## Tarefa a realizar
Transcreva, do texto sobre a igreja e os temas relevantes para esta geração, a passagem que começa em "Por não estarmos" e vai até "a esta geração.", incluindo essas palavras.

## Trecho do documento
↓
Por não estarmos atentos a este aspecto, não raramente nos perdemos em questões absolutamente epidérmicas, enquanto temas que são relevantes para esta geração como corrupção, miséria, pobreza, bioética, família, são colocados e lado. Precisamos nos perguntar em quais áreas a igreja e sua discussão teológica deveria se fundamentar. Quais os grandes temas que, embora bíblicos, tem sido esquecido pela nossa abordagem?
A discussão em torno da ecologia, infelizmente, tornou-se escravizada pelas ONGs pagãs e esotéricas, por grupos ambientalistas, com visão panteísta de Deus, quando nenhum outro grupo deveria defender tanto esta questão quanto a Igreja de Cristo. Por não sermos capazes de aprofundar estas temáticas que dizem respeito a esta geração, perdemos a capacidade de comunicar, com relevância a esta geração.
Não raramente nos perdemos em discussões absolutamente culturais, transformando-as em temas essenciais da teologia, discutimos forma de culto sem considerarmos ambientação, sem aprofundarmos uma leitura da inculturação (ou aculturação) missiológica.
Podemos discutir questões que nunca foram relevantes, porque são meramente transitórias e culturais, quando deveríamos estar refletindo as grandes tensões que palpitam em nossa sociedade e que podem ser definidas a partir das Escrituras.
↑
## Dados
↓
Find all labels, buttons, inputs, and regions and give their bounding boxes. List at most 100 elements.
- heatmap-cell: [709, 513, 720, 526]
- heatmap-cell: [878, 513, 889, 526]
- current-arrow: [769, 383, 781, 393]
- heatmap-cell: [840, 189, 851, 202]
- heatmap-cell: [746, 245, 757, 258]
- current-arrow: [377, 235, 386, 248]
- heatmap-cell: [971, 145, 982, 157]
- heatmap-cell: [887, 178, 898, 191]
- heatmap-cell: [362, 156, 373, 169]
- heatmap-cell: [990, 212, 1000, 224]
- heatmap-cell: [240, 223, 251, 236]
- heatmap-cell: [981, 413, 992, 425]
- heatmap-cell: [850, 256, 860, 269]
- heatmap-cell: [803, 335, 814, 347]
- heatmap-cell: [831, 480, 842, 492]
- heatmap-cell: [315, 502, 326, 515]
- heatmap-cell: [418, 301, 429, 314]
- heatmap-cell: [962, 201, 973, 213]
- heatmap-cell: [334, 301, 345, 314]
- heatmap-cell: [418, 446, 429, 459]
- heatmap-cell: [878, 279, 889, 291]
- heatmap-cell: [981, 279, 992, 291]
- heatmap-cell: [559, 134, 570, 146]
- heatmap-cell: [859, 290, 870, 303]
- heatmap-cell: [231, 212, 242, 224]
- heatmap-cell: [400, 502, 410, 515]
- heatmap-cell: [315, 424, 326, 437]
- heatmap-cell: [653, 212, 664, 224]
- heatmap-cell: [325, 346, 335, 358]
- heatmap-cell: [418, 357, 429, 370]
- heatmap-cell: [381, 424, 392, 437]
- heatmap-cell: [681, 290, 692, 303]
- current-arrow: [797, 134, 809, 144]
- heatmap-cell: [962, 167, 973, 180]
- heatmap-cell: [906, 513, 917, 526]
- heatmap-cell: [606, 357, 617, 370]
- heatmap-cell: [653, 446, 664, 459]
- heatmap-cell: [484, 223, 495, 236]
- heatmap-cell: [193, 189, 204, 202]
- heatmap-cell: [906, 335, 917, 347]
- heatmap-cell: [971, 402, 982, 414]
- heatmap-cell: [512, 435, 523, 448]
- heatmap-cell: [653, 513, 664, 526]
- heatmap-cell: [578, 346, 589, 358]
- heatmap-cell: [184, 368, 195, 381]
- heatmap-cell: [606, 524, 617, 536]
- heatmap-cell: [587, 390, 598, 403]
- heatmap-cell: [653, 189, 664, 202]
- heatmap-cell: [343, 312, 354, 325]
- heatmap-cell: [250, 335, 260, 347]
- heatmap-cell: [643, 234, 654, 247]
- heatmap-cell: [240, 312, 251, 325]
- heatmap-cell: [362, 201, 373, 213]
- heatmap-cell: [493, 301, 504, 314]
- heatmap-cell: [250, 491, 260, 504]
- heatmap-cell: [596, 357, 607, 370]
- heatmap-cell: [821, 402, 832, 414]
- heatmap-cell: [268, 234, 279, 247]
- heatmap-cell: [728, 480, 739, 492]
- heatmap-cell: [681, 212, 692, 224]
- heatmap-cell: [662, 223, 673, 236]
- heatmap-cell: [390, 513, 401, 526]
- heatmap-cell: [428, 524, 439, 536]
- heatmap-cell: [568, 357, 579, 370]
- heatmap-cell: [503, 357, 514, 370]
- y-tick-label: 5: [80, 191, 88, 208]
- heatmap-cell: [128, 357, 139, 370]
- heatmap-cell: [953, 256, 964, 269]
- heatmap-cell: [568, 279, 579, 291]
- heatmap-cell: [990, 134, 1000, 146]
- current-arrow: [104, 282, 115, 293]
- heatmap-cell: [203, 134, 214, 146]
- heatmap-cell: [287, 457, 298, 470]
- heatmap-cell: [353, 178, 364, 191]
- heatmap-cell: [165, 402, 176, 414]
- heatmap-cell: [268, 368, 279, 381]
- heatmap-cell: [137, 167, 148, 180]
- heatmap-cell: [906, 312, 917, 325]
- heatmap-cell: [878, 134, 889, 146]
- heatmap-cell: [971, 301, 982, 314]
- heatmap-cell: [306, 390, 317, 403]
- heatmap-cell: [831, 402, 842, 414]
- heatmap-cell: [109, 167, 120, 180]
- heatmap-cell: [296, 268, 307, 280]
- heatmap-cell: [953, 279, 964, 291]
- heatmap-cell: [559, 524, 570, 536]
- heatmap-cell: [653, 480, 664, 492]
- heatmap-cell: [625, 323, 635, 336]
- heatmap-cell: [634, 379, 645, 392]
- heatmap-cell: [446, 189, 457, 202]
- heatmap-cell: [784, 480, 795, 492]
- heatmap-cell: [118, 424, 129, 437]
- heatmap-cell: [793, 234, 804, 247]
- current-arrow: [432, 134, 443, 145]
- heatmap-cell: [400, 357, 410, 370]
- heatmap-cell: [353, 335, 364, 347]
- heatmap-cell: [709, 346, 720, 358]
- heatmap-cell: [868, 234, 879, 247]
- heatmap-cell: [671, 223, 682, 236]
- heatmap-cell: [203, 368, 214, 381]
↑
↓
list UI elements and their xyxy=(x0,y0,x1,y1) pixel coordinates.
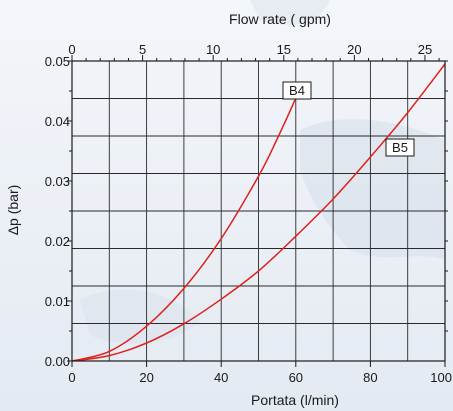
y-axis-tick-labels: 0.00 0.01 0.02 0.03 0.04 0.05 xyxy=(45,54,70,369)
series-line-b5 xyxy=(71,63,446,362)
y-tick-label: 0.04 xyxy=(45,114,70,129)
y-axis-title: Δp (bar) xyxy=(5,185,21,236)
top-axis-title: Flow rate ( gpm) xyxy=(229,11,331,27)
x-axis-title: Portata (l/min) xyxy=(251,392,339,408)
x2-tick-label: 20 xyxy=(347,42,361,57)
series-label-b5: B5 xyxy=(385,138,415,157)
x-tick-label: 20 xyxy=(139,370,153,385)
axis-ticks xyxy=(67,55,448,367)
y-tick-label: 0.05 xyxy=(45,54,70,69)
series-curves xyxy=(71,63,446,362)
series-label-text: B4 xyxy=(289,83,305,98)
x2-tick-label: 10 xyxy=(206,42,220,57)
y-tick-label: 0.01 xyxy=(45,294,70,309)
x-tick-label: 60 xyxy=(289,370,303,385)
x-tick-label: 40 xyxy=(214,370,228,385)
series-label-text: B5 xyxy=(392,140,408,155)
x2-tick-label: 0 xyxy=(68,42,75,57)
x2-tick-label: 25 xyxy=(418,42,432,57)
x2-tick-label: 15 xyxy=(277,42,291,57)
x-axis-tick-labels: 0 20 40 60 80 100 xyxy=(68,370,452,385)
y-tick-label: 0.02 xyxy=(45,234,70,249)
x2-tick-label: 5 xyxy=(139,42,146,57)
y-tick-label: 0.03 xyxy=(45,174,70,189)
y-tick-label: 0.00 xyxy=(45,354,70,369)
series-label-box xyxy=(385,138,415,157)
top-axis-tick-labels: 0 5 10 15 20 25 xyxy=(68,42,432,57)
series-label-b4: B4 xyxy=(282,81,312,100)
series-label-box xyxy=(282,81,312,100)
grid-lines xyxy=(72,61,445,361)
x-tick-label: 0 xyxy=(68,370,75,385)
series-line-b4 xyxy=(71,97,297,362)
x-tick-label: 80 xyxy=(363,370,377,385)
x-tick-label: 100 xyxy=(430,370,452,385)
↑
↓
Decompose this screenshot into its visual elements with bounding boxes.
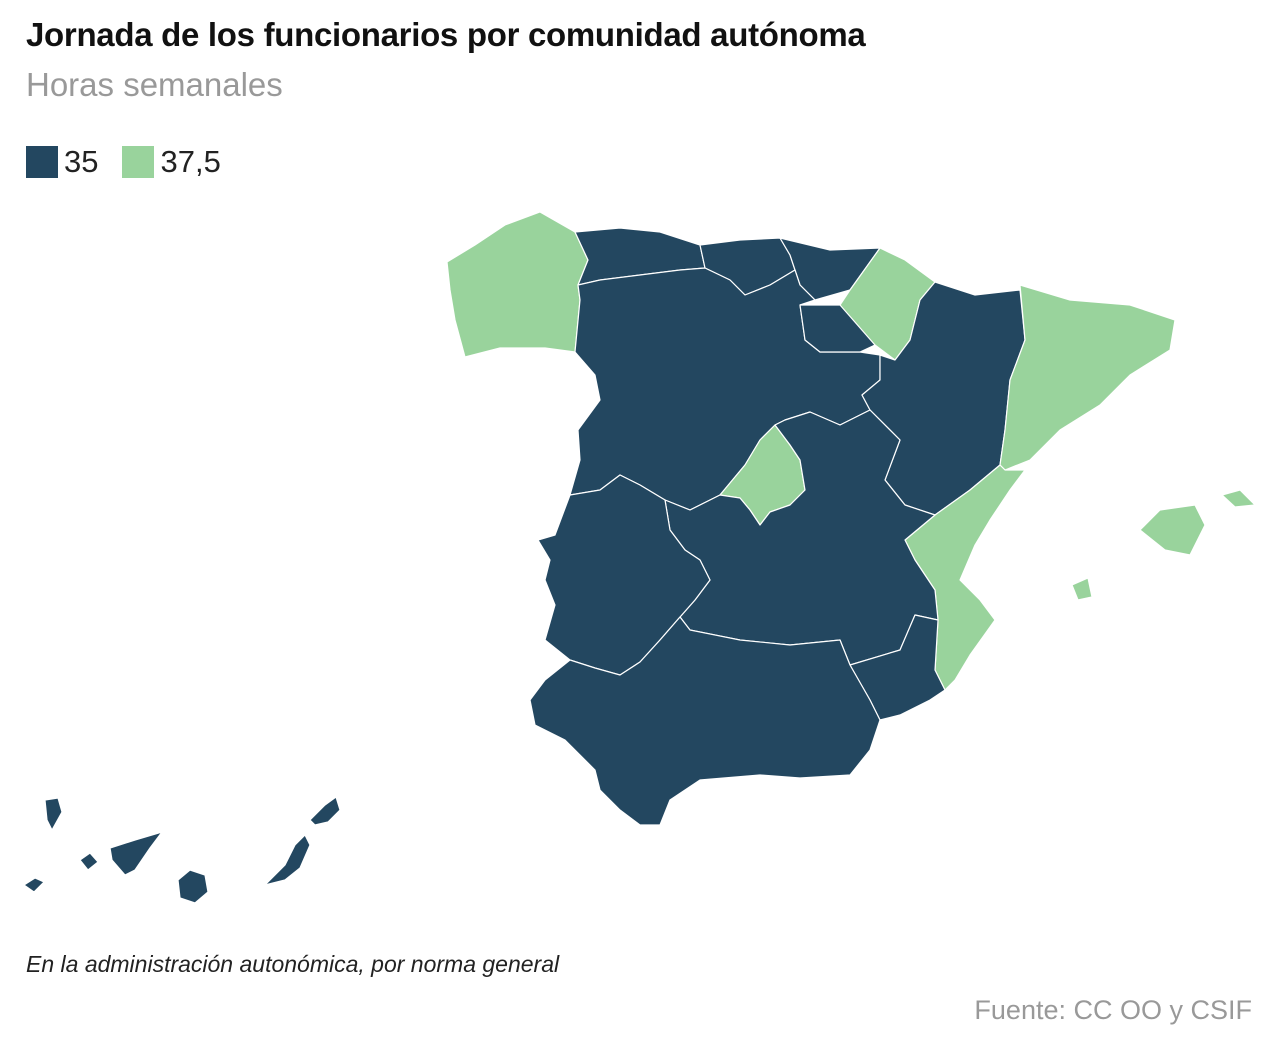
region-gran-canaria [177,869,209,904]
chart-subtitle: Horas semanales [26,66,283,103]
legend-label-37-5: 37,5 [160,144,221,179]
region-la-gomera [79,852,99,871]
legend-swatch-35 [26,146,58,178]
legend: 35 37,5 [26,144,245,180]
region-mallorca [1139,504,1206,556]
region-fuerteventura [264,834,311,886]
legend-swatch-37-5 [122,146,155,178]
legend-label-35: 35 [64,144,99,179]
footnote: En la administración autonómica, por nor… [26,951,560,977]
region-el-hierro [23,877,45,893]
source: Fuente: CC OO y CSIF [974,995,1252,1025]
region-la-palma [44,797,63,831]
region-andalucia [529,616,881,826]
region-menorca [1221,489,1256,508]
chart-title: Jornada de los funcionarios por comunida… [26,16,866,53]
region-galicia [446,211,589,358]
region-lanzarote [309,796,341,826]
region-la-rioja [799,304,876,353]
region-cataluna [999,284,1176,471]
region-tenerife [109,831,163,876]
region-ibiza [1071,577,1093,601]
↑
## Resposta ao exercício
Por não estarmos atentos a este aspecto, não raramente nos perdemos em questões absolutamente epidérmicas, enquanto temas que são relevantes para esta geração como corrupção, miséria, pobreza, bioética, família, são colocados e lado. Precisamos nos perguntar em quais áreas a igreja e sua discussão teológica deveria se fundamentar. Quais os grandes temas que, embora bíblicos, tem sido esquecido pela nossa abordagem?
A discussão em torno da ecologia, infelizmente, tornou-se escravizada pelas ONGs pagãs e esotéricas, por grupos ambientalistas, com visão panteísta de Deus, quando nenhum outro grupo deveria defender tanto esta questão quanto a Igreja de Cristo. Por não sermos capazes de aprofundar estas temáticas que dizem respeito a esta geração, perdemos a capacidade de comunicar, com relevância a esta geração.